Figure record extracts
-- Begin --

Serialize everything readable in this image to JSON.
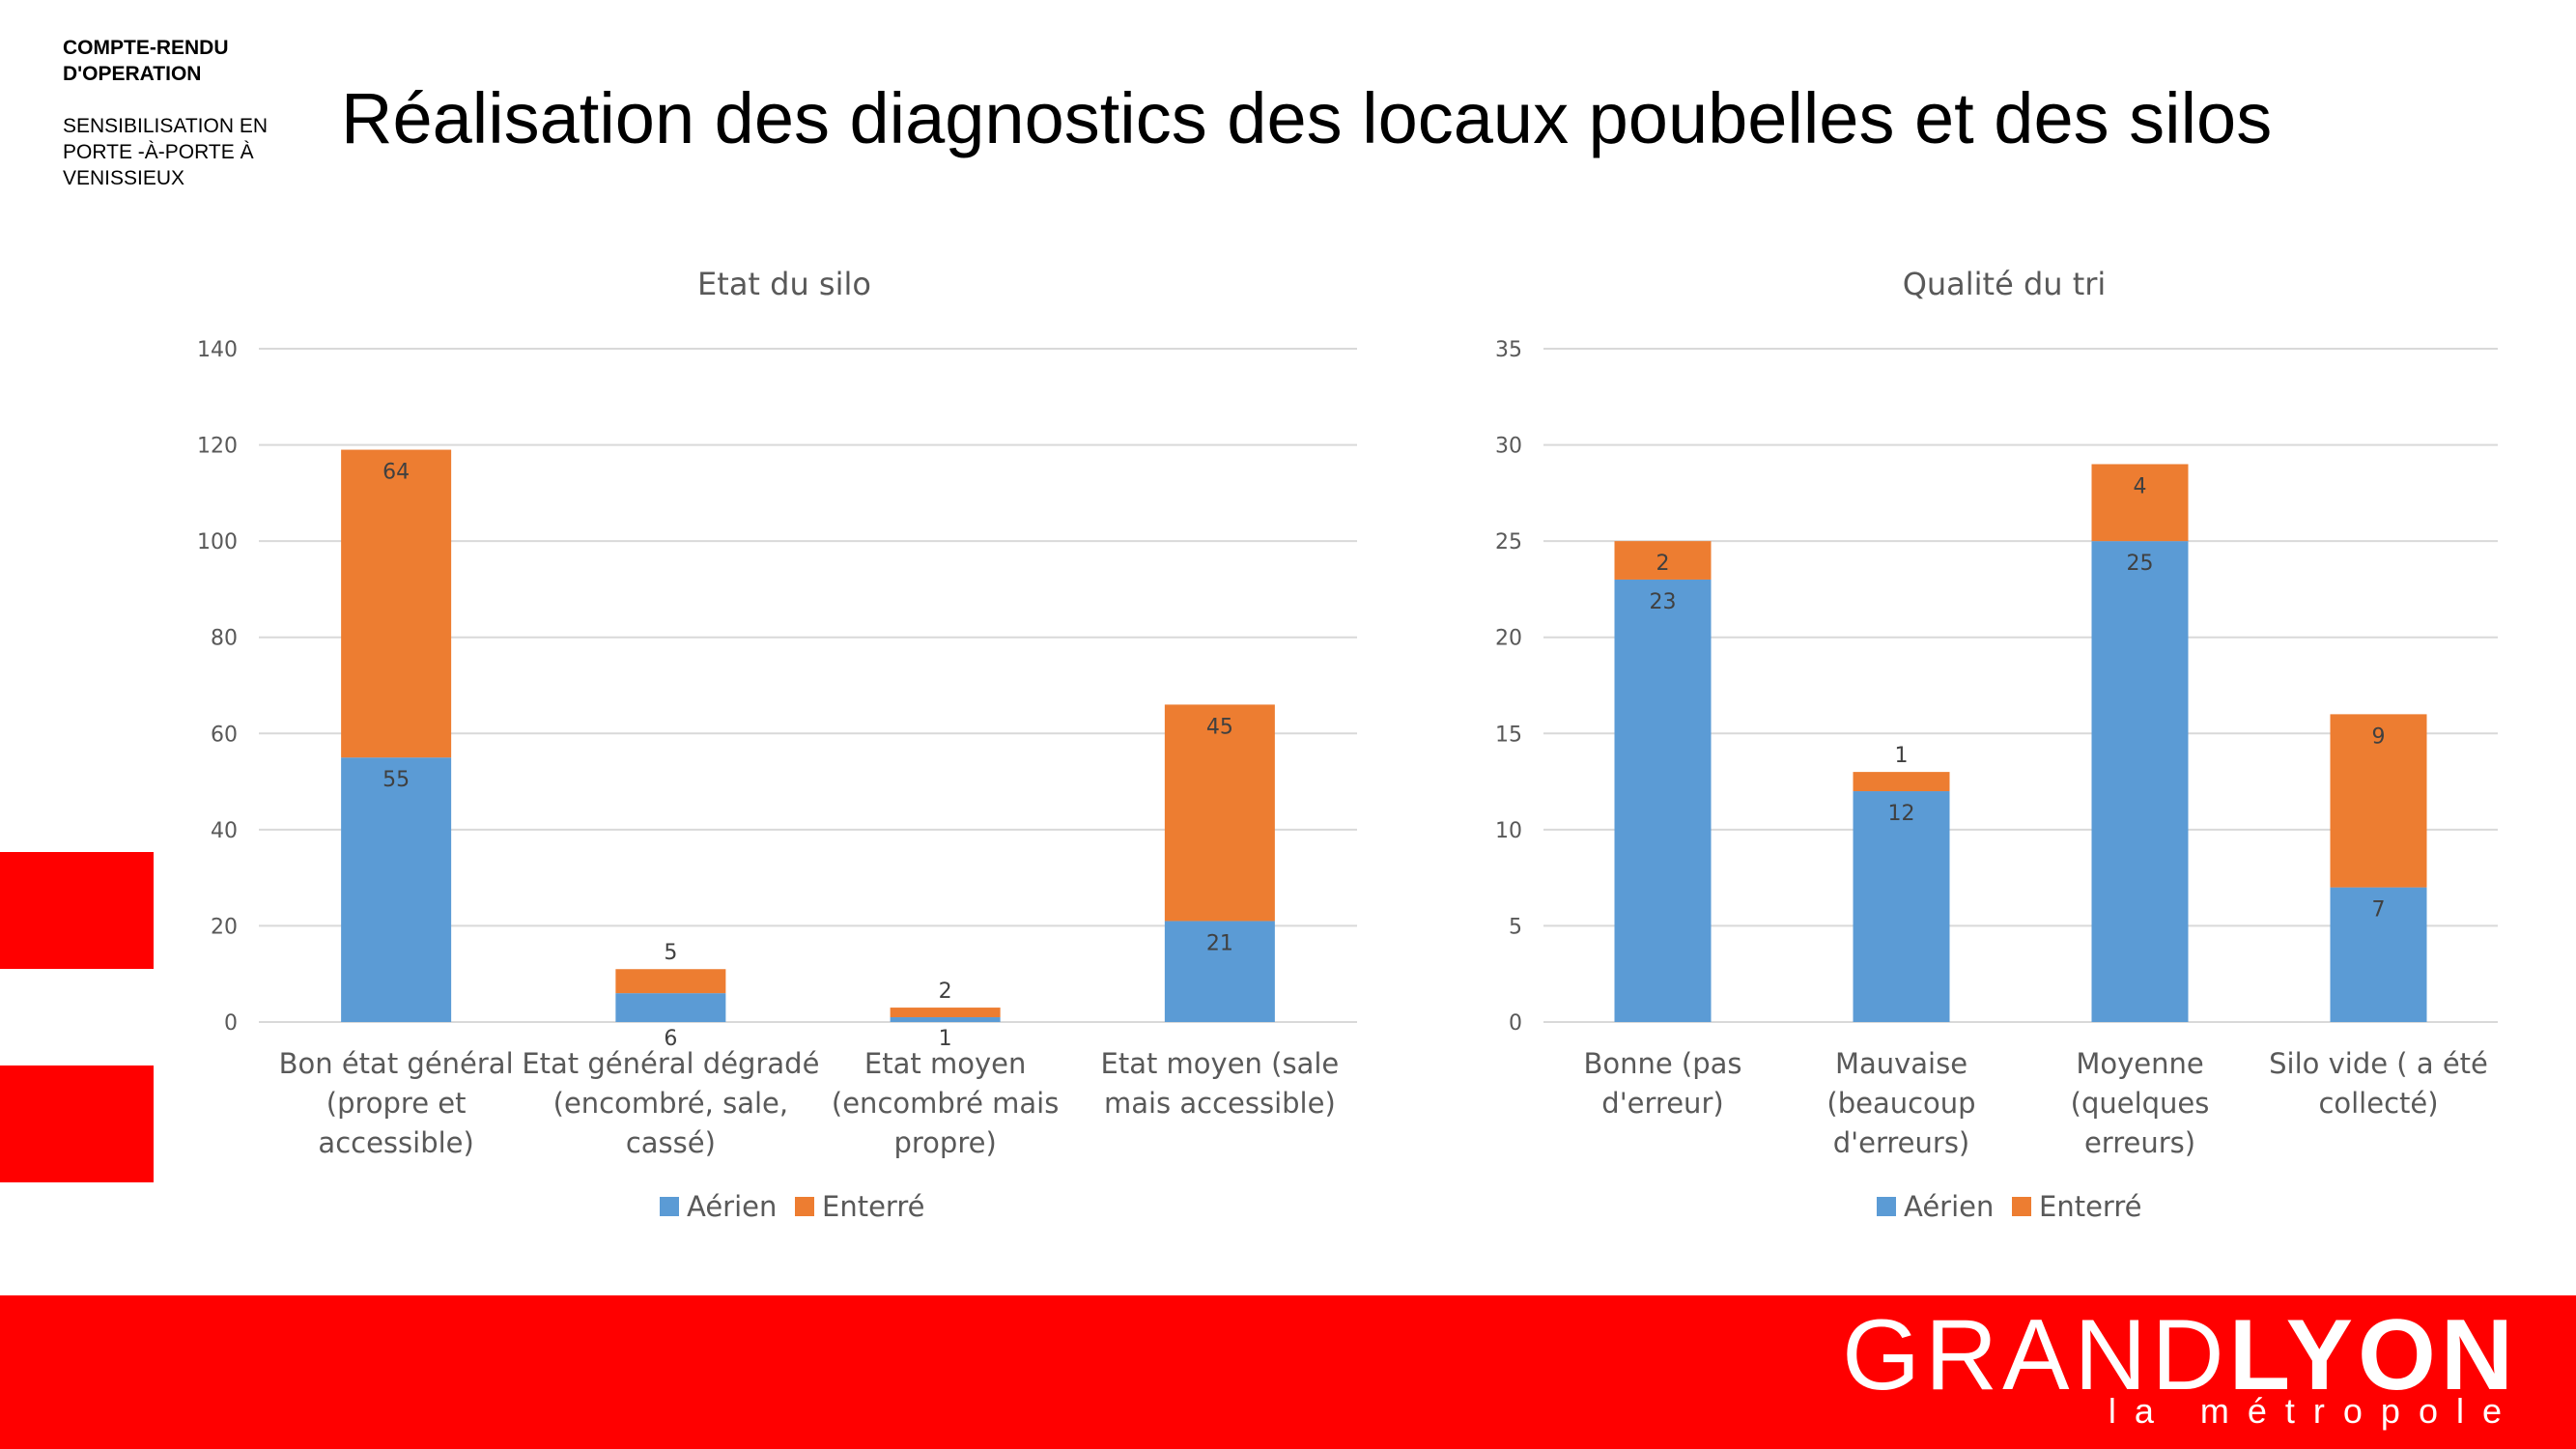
{
  "header": {
    "doc_type": "COMPTE-RENDU D'OPERATION",
    "operation": "SENSIBILISATION EN PORTE -À-PORTE À VENISSIEUX",
    "title": "Réalisation des diagnostics des locaux poubelles et des silos"
  },
  "colors": {
    "aerien": "#5B9BD5",
    "enterre": "#ED7D31",
    "brand_red": "#FF0000",
    "grid": "#D9D9D9"
  },
  "footer": {
    "logo_light": "GRAND",
    "logo_bold": "LYON",
    "logo_sub": "la métropole"
  },
  "chart_data": [
    {
      "type": "bar",
      "stacked": true,
      "title": "Etat du silo",
      "categories": [
        [
          "Bon état général",
          "(propre et",
          "accessible)"
        ],
        [
          "Etat général dégradé",
          "(encombré, sale,",
          "cassé)"
        ],
        [
          "Etat moyen",
          "(encombré mais",
          "propre)"
        ],
        [
          "Etat moyen (sale",
          "mais accessible)"
        ]
      ],
      "series": [
        {
          "name": "Aérien",
          "values": [
            55,
            6,
            1,
            21
          ]
        },
        {
          "name": "Enterré",
          "values": [
            64,
            5,
            2,
            45
          ]
        }
      ],
      "ylim": [
        0,
        140
      ],
      "yticks": [
        0,
        20,
        40,
        60,
        80,
        100,
        120,
        140
      ],
      "grid": true,
      "legend": "bottom"
    },
    {
      "type": "bar",
      "stacked": true,
      "title": "Qualité du tri",
      "categories": [
        [
          "Bonne (pas",
          "d'erreur)"
        ],
        [
          "Mauvaise",
          "(beaucoup",
          "d'erreurs)"
        ],
        [
          "Moyenne",
          "(quelques",
          "erreurs)"
        ],
        [
          "Silo vide ( a été",
          "collecté)"
        ]
      ],
      "series": [
        {
          "name": "Aérien",
          "values": [
            23,
            12,
            25,
            7
          ]
        },
        {
          "name": "Enterré",
          "values": [
            2,
            1,
            4,
            9
          ]
        }
      ],
      "ylim": [
        0,
        35
      ],
      "yticks": [
        0,
        5,
        10,
        15,
        20,
        25,
        30,
        35
      ],
      "grid": true,
      "legend": "bottom"
    }
  ]
}
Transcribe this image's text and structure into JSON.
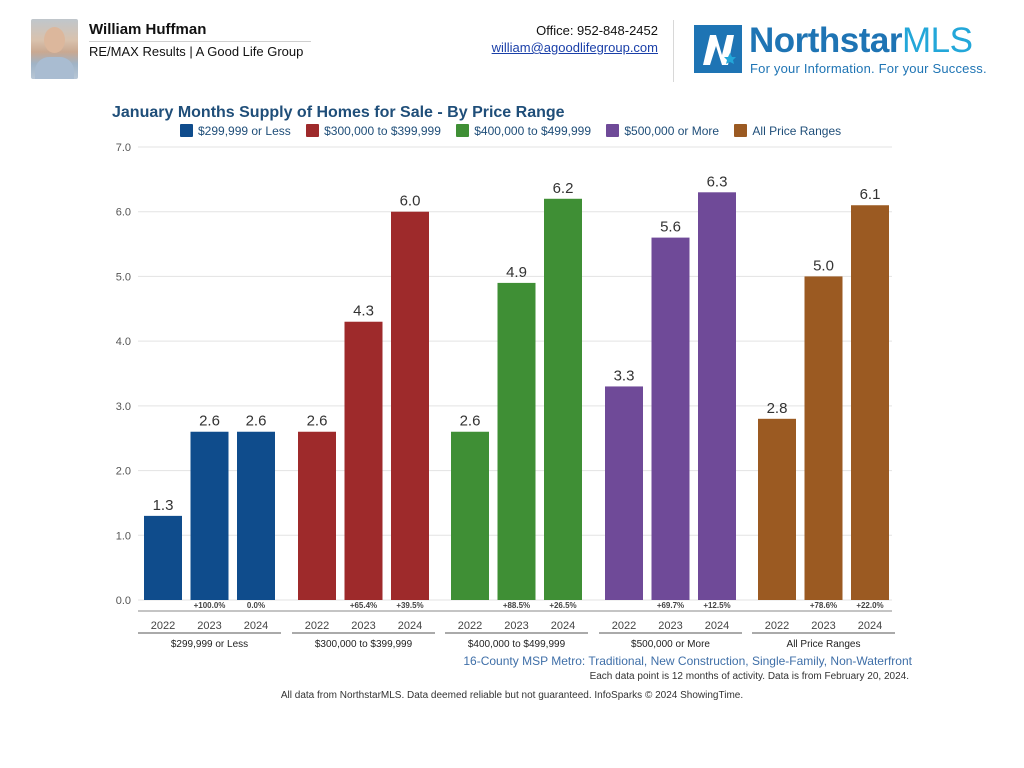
{
  "agent": {
    "name": "William Huffman",
    "company": "RE/MAX Results | A Good Life Group",
    "office": "Office: 952-848-2452",
    "email": "william@agoodlifegroup.com"
  },
  "logo": {
    "brand": "Northstar",
    "brand_suffix": "MLS",
    "tagline": "For your Information. For your Success."
  },
  "chart_data": {
    "type": "bar",
    "title": "January Months Supply of Homes for Sale - By Price Range",
    "xlabel": "",
    "ylabel": "",
    "ylim": [
      0,
      7
    ],
    "yticks": [
      "0.0",
      "1.0",
      "2.0",
      "3.0",
      "4.0",
      "5.0",
      "6.0",
      "7.0"
    ],
    "grid": true,
    "legend_position": "top",
    "series": [
      {
        "name": "$299,999 or Less",
        "color": "#0f4c8c",
        "years": [
          "2022",
          "2023",
          "2024"
        ],
        "values": [
          1.3,
          2.6,
          2.6
        ],
        "labels": [
          "1.3",
          "2.6",
          "2.6"
        ],
        "changes": [
          "",
          "+100.0%",
          "0.0%"
        ]
      },
      {
        "name": "$300,000 to $399,999",
        "color": "#9e2a2b",
        "years": [
          "2022",
          "2023",
          "2024"
        ],
        "values": [
          2.6,
          4.3,
          6.0
        ],
        "labels": [
          "2.6",
          "4.3",
          "6.0"
        ],
        "changes": [
          "",
          "+65.4%",
          "+39.5%"
        ]
      },
      {
        "name": "$400,000 to $499,999",
        "color": "#3f8f35",
        "years": [
          "2022",
          "2023",
          "2024"
        ],
        "values": [
          2.6,
          4.9,
          6.2
        ],
        "labels": [
          "2.6",
          "4.9",
          "6.2"
        ],
        "changes": [
          "",
          "+88.5%",
          "+26.5%"
        ]
      },
      {
        "name": "$500,000 or More",
        "color": "#6f4a98",
        "years": [
          "2022",
          "2023",
          "2024"
        ],
        "values": [
          3.3,
          5.6,
          6.3
        ],
        "labels": [
          "3.3",
          "5.6",
          "6.3"
        ],
        "changes": [
          "",
          "+69.7%",
          "+12.5%"
        ]
      },
      {
        "name": "All Price Ranges",
        "color": "#9b5a22",
        "years": [
          "2022",
          "2023",
          "2024"
        ],
        "values": [
          2.8,
          5.0,
          6.1
        ],
        "labels": [
          "2.8",
          "5.0",
          "6.1"
        ],
        "changes": [
          "",
          "+78.6%",
          "+22.0%"
        ]
      }
    ]
  },
  "notes": {
    "region": "16-County MSP Metro: Traditional, New Construction, Single-Family, Non-Waterfront",
    "data_note": "Each data point is 12 months of activity. Data is from February 20, 2024.",
    "footer": "All data from NorthstarMLS. Data deemed reliable but not guaranteed. InfoSparks © 2024 ShowingTime."
  }
}
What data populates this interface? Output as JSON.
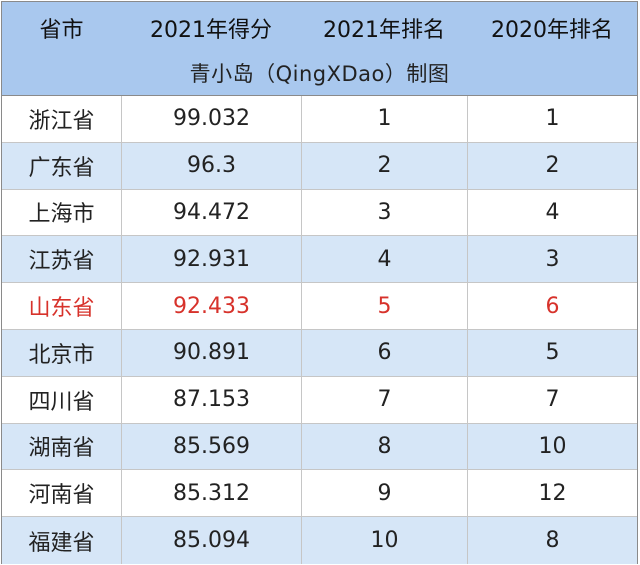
{
  "header": {
    "columns": [
      "省市",
      "2021年得分",
      "2021年排名",
      "2020年排名"
    ],
    "subtitle": "青小岛（QingXDao）制图"
  },
  "rows": [
    {
      "province": "浙江省",
      "score_2021": "99.032",
      "rank_2021": "1",
      "rank_2020": "1"
    },
    {
      "province": "广东省",
      "score_2021": "96.3",
      "rank_2021": "2",
      "rank_2020": "2"
    },
    {
      "province": "上海市",
      "score_2021": "94.472",
      "rank_2021": "3",
      "rank_2020": "4"
    },
    {
      "province": "江苏省",
      "score_2021": "92.931",
      "rank_2021": "4",
      "rank_2020": "3"
    },
    {
      "province": "山东省",
      "score_2021": "92.433",
      "rank_2021": "5",
      "rank_2020": "6"
    },
    {
      "province": "北京市",
      "score_2021": "90.891",
      "rank_2021": "6",
      "rank_2020": "5"
    },
    {
      "province": "四川省",
      "score_2021": "87.153",
      "rank_2021": "7",
      "rank_2020": "7"
    },
    {
      "province": "湖南省",
      "score_2021": "85.569",
      "rank_2021": "8",
      "rank_2020": "10"
    },
    {
      "province": "河南省",
      "score_2021": "85.312",
      "rank_2021": "9",
      "rank_2020": "12"
    },
    {
      "province": "福建省",
      "score_2021": "85.094",
      "rank_2021": "10",
      "rank_2020": "8"
    }
  ],
  "colors": {
    "header_background": "#a9c8ee",
    "alternate_row_background": "#d6e6f7",
    "highlight_text": "#d7322b"
  }
}
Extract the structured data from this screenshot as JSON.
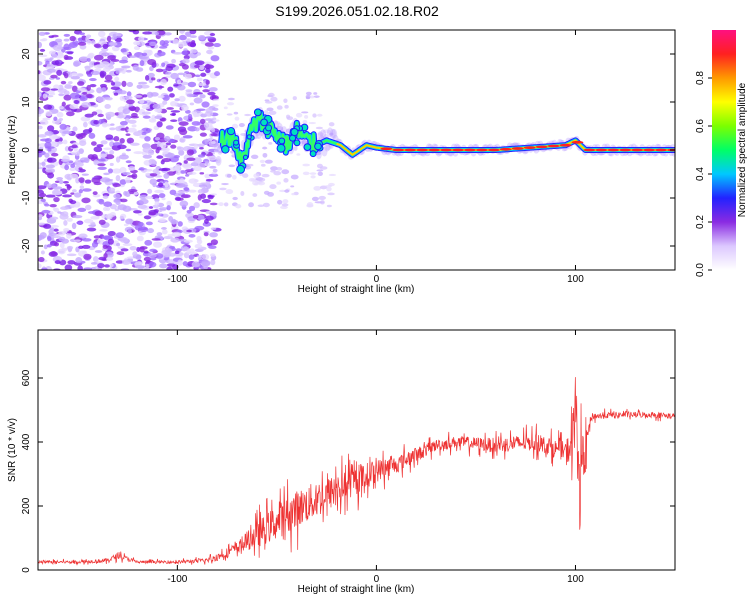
{
  "title": "S199.2026.051.02.18.R02",
  "chart_data": [
    {
      "type": "heatmap",
      "name": "spectrogram",
      "xlabel": "Height of straight line (km)",
      "ylabel": "Frequency (Hz)",
      "xlim": [
        -170,
        150
      ],
      "ylim": [
        -25,
        25
      ],
      "xticks": [
        -100,
        0,
        100
      ],
      "yticks": [
        -20,
        -10,
        0,
        10,
        20
      ],
      "xtick_labels": [
        "-100",
        "0",
        "100"
      ],
      "ytick_labels": [
        "-20",
        "-10",
        "0",
        "10",
        "20"
      ],
      "colorbar": {
        "label": "Normalized spectral amplitude",
        "range": [
          0,
          1
        ],
        "ticks": [
          0.0,
          0.2,
          0.4,
          0.6,
          0.8
        ],
        "tick_labels": [
          "0.0",
          "0.2",
          "0.4",
          "0.6",
          "0.8"
        ],
        "colors": [
          "#ffffff",
          "#dcc8ff",
          "#8a2be2",
          "#2222ff",
          "#00c8ff",
          "#00ff66",
          "#7cff00",
          "#ffff00",
          "#ff9900",
          "#ff2020",
          "#ff1080"
        ]
      },
      "noise_region_x": [
        -170,
        -80
      ],
      "carrier_frequency": 0,
      "trace": [
        {
          "x": -78,
          "f": 2
        },
        {
          "x": -72,
          "f": 3
        },
        {
          "x": -68,
          "f": -3
        },
        {
          "x": -62,
          "f": 5
        },
        {
          "x": -58,
          "f": 6
        },
        {
          "x": -52,
          "f": 4
        },
        {
          "x": -45,
          "f": 1
        },
        {
          "x": -40,
          "f": 4
        },
        {
          "x": -35,
          "f": 2
        },
        {
          "x": -30,
          "f": 1
        },
        {
          "x": -25,
          "f": 2
        },
        {
          "x": -18,
          "f": 1
        },
        {
          "x": -12,
          "f": -1
        },
        {
          "x": -5,
          "f": 1
        },
        {
          "x": 0,
          "f": 0.5
        },
        {
          "x": 10,
          "f": 0
        },
        {
          "x": 60,
          "f": 0
        },
        {
          "x": 95,
          "f": 1
        },
        {
          "x": 100,
          "f": 2
        },
        {
          "x": 105,
          "f": 0
        },
        {
          "x": 150,
          "f": 0
        }
      ]
    },
    {
      "type": "line",
      "name": "snr",
      "xlabel": "Height of straight line (km)",
      "ylabel": "SNR (10 * v/v)",
      "xlim": [
        -170,
        150
      ],
      "ylim": [
        0,
        750
      ],
      "xticks": [
        -100,
        0,
        100
      ],
      "yticks": [
        0,
        200,
        400,
        600
      ],
      "xtick_labels": [
        "-100",
        "0",
        "100"
      ],
      "ytick_labels": [
        "0",
        "200",
        "400",
        "600"
      ],
      "color": "#ee3333",
      "series": [
        {
          "name": "SNR",
          "x": [
            -170,
            -150,
            -135,
            -130,
            -120,
            -100,
            -85,
            -80,
            -70,
            -60,
            -50,
            -40,
            -30,
            -20,
            -10,
            0,
            10,
            20,
            30,
            40,
            60,
            80,
            90,
            95,
            98,
            100,
            102,
            105,
            108,
            120,
            140,
            150
          ],
          "mean": [
            25,
            25,
            30,
            45,
            25,
            25,
            30,
            40,
            70,
            110,
            150,
            190,
            220,
            250,
            280,
            310,
            330,
            360,
            390,
            400,
            390,
            400,
            380,
            370,
            390,
            500,
            300,
            380,
            480,
            485,
            485,
            480
          ],
          "spread": [
            10,
            10,
            15,
            20,
            10,
            10,
            15,
            25,
            40,
            90,
            120,
            130,
            130,
            110,
            100,
            80,
            60,
            50,
            40,
            40,
            50,
            60,
            60,
            70,
            140,
            250,
            250,
            100,
            25,
            20,
            20,
            20
          ]
        }
      ]
    }
  ]
}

-- End --

**DIRECTION:**
Extract every line from the records above that contains the word "général".

**EXERCISE SOLUTION:**
          "Bon état général",
          "Etat général dégradé",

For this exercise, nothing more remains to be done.